# BRIEF
Gather up the lines that contain "grid".

··· RECORDS SUPPLIED

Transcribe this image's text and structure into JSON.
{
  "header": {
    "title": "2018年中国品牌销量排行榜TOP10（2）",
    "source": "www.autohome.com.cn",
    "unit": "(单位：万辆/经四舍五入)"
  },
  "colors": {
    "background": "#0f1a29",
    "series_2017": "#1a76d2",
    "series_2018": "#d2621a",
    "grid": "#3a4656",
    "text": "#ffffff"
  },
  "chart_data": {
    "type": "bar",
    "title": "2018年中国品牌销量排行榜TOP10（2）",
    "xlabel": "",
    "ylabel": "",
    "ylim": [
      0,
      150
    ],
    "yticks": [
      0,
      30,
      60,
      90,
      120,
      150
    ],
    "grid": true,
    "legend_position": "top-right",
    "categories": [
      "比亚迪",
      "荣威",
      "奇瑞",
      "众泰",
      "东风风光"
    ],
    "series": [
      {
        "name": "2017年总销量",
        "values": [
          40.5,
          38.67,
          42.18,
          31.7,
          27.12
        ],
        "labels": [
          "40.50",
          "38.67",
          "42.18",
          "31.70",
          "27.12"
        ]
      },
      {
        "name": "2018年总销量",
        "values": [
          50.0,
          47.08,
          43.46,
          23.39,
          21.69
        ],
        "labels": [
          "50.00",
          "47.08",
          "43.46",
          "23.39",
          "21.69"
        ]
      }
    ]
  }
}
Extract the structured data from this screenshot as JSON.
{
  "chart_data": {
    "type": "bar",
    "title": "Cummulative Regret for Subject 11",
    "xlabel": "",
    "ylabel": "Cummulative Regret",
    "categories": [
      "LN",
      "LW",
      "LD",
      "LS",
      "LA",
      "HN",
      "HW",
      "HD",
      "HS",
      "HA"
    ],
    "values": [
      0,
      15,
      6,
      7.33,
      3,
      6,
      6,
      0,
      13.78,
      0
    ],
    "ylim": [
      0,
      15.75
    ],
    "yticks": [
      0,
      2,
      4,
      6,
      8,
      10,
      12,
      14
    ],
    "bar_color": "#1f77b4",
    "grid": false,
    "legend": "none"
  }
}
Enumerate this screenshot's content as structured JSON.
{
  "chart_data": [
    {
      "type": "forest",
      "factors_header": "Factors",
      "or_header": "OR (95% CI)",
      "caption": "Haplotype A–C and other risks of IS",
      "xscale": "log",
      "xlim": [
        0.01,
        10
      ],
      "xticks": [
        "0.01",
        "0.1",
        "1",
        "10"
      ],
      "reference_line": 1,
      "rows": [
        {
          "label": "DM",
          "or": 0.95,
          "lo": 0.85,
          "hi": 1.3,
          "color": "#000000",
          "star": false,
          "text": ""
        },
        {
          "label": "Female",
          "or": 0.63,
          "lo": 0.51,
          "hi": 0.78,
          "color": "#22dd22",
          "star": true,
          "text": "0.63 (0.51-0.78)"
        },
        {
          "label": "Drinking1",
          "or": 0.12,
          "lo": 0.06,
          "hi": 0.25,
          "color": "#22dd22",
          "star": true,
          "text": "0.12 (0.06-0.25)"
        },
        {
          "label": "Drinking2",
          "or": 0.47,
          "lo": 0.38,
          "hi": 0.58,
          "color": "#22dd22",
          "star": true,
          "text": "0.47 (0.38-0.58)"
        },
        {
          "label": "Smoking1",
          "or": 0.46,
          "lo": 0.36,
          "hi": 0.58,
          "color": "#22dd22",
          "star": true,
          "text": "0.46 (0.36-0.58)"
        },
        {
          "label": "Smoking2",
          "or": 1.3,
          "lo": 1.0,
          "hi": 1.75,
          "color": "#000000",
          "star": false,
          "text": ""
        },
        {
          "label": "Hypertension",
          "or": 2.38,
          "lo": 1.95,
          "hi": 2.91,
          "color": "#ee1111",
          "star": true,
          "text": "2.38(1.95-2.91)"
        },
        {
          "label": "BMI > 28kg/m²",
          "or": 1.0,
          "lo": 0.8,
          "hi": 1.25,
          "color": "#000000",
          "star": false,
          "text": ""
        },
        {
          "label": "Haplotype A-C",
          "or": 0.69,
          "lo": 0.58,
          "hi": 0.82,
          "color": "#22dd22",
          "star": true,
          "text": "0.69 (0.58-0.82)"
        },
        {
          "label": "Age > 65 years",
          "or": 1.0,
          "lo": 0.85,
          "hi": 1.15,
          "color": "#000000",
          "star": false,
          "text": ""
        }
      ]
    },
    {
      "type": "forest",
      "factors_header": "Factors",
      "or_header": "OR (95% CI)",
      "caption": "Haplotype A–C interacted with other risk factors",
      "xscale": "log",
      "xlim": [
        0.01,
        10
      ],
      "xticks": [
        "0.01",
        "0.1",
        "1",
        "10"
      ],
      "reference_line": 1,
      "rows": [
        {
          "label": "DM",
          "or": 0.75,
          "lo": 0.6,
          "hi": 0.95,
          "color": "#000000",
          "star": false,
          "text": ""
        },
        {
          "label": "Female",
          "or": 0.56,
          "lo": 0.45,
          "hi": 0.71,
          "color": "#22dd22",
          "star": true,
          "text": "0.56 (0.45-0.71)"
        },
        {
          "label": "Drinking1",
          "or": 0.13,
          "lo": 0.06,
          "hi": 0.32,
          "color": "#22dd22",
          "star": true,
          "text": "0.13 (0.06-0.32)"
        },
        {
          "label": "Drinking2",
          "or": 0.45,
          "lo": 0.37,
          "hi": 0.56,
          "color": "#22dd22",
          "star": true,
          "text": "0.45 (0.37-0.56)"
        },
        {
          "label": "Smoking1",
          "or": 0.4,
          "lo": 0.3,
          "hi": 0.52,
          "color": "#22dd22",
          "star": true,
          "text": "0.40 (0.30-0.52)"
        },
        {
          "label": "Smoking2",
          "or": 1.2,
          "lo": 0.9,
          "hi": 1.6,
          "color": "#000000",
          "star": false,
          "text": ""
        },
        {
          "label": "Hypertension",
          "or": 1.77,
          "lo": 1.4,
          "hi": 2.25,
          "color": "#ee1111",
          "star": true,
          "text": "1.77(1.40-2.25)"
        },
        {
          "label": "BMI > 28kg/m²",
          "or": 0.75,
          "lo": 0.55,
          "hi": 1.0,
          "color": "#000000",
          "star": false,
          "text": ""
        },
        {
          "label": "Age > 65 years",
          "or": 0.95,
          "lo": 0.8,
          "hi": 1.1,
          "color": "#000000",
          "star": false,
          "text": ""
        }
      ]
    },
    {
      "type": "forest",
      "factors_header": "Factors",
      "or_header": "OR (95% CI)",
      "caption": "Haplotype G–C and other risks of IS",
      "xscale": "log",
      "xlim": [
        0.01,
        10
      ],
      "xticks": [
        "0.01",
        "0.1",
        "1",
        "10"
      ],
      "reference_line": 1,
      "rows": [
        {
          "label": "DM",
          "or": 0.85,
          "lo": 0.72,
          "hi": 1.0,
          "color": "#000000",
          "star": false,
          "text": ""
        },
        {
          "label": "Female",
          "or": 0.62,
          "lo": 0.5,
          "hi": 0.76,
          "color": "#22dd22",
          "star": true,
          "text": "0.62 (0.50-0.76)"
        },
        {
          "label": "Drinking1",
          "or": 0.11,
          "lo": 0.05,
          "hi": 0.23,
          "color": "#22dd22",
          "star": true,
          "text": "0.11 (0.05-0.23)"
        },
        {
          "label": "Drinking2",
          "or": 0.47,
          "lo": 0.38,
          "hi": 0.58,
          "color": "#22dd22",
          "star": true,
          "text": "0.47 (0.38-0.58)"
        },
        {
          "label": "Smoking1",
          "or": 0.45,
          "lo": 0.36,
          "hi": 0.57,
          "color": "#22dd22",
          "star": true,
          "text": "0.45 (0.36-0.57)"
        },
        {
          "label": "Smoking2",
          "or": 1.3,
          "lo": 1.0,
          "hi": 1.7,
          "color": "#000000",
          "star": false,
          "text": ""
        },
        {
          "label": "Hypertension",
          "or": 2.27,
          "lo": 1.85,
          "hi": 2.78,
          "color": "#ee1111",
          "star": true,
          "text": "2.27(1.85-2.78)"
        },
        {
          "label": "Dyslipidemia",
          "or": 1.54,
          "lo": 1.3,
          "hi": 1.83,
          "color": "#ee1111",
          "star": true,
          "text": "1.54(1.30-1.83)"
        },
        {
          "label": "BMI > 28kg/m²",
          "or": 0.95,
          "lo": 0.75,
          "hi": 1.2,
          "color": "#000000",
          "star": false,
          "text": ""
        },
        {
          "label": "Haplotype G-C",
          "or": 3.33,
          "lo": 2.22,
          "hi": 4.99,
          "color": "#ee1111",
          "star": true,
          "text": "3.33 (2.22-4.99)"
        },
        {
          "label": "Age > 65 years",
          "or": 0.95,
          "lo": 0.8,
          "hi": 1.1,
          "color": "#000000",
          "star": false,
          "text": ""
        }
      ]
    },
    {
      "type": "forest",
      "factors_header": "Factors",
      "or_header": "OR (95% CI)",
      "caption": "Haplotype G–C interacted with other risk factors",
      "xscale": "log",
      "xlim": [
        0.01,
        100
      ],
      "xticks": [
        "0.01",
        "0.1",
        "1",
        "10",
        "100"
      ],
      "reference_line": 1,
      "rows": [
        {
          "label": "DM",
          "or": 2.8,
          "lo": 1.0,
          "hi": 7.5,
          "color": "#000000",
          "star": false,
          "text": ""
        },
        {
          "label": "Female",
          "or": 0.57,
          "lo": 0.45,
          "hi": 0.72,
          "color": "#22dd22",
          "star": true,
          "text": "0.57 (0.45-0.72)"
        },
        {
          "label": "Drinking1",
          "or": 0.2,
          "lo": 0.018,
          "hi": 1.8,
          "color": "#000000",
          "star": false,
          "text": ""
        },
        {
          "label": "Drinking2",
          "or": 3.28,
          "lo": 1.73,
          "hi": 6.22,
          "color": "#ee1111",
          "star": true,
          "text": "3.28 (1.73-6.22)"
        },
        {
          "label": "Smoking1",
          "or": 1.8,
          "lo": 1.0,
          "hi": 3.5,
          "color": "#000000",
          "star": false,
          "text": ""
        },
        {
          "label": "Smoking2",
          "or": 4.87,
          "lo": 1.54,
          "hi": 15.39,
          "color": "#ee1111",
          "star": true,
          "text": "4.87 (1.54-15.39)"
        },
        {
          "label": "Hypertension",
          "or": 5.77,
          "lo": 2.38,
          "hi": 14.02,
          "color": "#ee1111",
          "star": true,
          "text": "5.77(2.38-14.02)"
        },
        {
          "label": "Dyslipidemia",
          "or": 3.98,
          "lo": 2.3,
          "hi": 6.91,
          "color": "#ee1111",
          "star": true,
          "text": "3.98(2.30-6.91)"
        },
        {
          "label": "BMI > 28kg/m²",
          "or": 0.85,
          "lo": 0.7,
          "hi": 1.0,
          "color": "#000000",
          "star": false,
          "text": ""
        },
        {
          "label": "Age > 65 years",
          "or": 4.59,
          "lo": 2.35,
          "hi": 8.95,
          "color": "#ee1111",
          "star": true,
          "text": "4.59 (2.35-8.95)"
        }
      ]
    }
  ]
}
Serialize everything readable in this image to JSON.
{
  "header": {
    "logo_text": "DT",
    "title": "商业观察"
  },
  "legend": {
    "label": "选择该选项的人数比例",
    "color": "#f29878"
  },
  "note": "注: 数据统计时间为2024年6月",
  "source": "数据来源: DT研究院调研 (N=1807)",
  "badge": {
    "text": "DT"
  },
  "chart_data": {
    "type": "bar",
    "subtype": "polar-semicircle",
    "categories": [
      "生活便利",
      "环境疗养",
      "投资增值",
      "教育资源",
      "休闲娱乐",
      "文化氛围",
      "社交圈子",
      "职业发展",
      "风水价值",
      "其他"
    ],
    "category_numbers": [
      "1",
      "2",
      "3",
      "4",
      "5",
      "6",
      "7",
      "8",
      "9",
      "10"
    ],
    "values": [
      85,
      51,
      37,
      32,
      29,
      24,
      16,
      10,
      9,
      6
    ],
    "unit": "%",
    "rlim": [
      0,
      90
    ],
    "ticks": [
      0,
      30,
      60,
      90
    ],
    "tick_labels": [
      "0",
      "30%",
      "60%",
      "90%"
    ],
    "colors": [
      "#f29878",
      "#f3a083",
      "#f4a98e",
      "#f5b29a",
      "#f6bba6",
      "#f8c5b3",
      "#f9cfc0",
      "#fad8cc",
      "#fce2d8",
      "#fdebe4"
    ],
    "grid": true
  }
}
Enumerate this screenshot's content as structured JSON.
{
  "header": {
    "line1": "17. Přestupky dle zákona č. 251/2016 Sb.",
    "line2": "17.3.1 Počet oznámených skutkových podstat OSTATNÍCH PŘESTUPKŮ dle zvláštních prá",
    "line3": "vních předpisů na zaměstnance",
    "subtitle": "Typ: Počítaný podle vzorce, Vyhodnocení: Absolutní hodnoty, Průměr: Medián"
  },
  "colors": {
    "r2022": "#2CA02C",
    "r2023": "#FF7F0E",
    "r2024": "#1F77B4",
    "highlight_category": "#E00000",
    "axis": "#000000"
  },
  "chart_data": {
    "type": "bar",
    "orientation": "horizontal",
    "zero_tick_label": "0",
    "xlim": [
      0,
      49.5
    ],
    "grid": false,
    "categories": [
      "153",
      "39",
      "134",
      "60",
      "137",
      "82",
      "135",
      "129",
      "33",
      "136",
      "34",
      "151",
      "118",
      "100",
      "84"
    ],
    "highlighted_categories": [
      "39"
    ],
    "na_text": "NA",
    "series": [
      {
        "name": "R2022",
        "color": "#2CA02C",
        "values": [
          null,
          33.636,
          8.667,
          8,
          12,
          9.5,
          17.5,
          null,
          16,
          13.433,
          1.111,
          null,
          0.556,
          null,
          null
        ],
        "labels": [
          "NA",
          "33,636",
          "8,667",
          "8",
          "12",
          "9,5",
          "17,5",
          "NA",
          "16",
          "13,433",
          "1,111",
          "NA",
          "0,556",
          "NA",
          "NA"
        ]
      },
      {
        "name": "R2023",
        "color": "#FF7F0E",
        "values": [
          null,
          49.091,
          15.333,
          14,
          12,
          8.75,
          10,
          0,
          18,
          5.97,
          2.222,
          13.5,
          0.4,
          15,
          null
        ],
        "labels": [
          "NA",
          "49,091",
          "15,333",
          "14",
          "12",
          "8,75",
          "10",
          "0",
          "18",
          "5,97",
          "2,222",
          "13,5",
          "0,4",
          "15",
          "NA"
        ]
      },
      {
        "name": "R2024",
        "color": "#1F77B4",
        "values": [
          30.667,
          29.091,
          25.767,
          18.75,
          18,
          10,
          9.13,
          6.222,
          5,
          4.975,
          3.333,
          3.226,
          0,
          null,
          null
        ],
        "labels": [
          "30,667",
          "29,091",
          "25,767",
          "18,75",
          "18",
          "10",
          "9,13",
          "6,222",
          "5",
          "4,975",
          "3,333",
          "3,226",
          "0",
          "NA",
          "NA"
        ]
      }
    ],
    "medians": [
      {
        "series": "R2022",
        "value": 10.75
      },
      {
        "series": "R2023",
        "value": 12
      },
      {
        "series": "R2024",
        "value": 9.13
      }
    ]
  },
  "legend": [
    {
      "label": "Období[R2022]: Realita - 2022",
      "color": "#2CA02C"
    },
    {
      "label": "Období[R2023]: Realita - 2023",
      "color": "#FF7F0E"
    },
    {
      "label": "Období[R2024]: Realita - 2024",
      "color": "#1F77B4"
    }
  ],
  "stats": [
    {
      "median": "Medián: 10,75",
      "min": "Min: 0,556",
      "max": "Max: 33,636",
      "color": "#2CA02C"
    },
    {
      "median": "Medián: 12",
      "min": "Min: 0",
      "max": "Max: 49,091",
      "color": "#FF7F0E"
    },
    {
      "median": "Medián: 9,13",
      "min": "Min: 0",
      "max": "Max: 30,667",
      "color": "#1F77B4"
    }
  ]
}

······

# REPLY
    "grid": "#3a4656",
    "grid": true,
    "grid": false,
    "grid": true
    "grid": false,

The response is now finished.